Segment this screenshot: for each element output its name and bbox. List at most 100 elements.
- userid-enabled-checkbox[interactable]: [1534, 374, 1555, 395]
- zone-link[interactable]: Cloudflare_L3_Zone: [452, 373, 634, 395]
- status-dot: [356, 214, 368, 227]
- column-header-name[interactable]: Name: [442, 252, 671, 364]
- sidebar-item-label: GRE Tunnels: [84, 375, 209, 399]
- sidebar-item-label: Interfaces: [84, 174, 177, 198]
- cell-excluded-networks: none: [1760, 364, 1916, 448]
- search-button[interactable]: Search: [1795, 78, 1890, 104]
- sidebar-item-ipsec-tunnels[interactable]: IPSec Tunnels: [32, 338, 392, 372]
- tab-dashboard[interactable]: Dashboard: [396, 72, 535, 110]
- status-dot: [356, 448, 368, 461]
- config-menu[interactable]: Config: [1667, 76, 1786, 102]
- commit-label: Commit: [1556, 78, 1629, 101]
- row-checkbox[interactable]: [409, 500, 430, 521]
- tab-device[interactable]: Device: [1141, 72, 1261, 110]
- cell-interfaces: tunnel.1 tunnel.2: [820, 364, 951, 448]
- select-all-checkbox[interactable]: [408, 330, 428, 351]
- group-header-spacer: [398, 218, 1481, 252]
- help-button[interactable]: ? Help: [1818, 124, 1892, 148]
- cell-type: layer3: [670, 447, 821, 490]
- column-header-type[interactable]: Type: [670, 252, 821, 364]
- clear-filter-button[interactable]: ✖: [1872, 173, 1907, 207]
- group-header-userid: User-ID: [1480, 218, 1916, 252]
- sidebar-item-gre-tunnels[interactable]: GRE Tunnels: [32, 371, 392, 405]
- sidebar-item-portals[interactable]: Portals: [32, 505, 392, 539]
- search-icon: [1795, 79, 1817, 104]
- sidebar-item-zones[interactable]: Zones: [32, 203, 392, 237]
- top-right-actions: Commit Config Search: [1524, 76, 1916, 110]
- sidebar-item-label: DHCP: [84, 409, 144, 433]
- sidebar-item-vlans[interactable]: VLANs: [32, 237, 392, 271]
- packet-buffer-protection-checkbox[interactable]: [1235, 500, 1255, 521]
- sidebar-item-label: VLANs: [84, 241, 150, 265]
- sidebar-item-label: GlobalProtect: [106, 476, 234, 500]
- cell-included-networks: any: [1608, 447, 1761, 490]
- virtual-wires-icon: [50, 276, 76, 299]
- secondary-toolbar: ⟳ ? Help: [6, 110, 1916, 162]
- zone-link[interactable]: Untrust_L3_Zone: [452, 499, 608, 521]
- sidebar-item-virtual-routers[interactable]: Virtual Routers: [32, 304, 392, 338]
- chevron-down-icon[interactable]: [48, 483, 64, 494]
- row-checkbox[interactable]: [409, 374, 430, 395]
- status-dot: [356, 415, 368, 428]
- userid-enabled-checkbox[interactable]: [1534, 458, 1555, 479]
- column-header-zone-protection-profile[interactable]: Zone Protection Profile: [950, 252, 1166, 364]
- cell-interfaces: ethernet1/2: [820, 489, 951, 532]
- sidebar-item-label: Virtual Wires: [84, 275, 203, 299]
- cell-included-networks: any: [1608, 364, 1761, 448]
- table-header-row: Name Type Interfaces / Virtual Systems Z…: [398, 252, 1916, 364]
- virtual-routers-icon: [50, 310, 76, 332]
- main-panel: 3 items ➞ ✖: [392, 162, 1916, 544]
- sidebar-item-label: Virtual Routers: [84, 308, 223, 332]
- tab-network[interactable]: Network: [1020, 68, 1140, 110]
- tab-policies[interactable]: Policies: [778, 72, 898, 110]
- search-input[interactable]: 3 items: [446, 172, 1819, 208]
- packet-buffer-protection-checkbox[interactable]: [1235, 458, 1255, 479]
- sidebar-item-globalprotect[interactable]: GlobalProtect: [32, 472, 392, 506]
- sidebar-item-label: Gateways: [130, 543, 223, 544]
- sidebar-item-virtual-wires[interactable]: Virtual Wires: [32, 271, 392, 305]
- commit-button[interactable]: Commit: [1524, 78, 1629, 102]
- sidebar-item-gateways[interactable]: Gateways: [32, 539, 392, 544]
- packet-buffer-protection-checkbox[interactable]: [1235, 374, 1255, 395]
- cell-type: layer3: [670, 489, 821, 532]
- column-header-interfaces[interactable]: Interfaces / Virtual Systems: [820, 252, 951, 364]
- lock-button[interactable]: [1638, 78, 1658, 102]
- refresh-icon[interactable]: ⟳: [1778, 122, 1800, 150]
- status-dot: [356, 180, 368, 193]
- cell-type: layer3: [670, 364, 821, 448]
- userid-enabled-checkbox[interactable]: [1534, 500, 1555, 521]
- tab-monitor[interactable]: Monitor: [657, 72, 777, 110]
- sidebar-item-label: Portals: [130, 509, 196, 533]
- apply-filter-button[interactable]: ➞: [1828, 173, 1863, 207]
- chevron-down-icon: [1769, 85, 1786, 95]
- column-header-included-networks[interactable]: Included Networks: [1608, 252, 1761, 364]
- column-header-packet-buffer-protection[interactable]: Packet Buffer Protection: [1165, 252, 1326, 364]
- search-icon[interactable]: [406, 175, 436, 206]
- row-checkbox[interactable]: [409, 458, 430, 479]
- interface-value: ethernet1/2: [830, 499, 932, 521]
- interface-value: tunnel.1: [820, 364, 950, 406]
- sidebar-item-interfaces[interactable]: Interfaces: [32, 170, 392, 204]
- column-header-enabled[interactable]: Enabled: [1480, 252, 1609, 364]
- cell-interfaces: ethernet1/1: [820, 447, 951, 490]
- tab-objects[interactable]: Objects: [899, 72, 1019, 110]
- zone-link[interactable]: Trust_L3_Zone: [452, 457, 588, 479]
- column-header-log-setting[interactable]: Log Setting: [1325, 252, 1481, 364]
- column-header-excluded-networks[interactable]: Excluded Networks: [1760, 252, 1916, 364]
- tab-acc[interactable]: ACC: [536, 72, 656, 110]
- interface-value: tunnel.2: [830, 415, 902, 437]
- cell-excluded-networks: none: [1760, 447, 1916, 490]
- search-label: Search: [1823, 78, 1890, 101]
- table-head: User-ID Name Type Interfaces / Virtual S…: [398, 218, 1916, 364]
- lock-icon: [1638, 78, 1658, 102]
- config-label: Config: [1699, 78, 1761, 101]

####

* _Goal of the exercise_
Extract the rows from the start of the records up to and including the line that contains "- search-icon: [1795, 79, 1817, 104]", reproducing each line unchanged.

* _Right answer_
Segment this screenshot: for each element output its name and bbox. List at most 100 elements.
- userid-enabled-checkbox[interactable]: [1534, 374, 1555, 395]
- zone-link[interactable]: Cloudflare_L3_Zone: [452, 373, 634, 395]
- status-dot: [356, 214, 368, 227]
- column-header-name[interactable]: Name: [442, 252, 671, 364]
- sidebar-item-label: GRE Tunnels: [84, 375, 209, 399]
- sidebar-item-label: Interfaces: [84, 174, 177, 198]
- cell-excluded-networks: none: [1760, 364, 1916, 448]
- search-button[interactable]: Search: [1795, 78, 1890, 104]
- sidebar-item-ipsec-tunnels[interactable]: IPSec Tunnels: [32, 338, 392, 372]
- tab-dashboard[interactable]: Dashboard: [396, 72, 535, 110]
- status-dot: [356, 448, 368, 461]
- config-menu[interactable]: Config: [1667, 76, 1786, 102]
- commit-label: Commit: [1556, 78, 1629, 101]
- row-checkbox[interactable]: [409, 500, 430, 521]
- tab-device[interactable]: Device: [1141, 72, 1261, 110]
- cell-interfaces: tunnel.1 tunnel.2: [820, 364, 951, 448]
- select-all-checkbox[interactable]: [408, 330, 428, 351]
- group-header-spacer: [398, 218, 1481, 252]
- help-button[interactable]: ? Help: [1818, 124, 1892, 148]
- cell-type: layer3: [670, 447, 821, 490]
- column-header-type[interactable]: Type: [670, 252, 821, 364]
- clear-filter-button[interactable]: ✖: [1872, 173, 1907, 207]
- group-header-userid: User-ID: [1480, 218, 1916, 252]
- sidebar-item-gre-tunnels[interactable]: GRE Tunnels: [32, 371, 392, 405]
- sidebar-item-portals[interactable]: Portals: [32, 505, 392, 539]
- search-icon: [1795, 79, 1817, 104]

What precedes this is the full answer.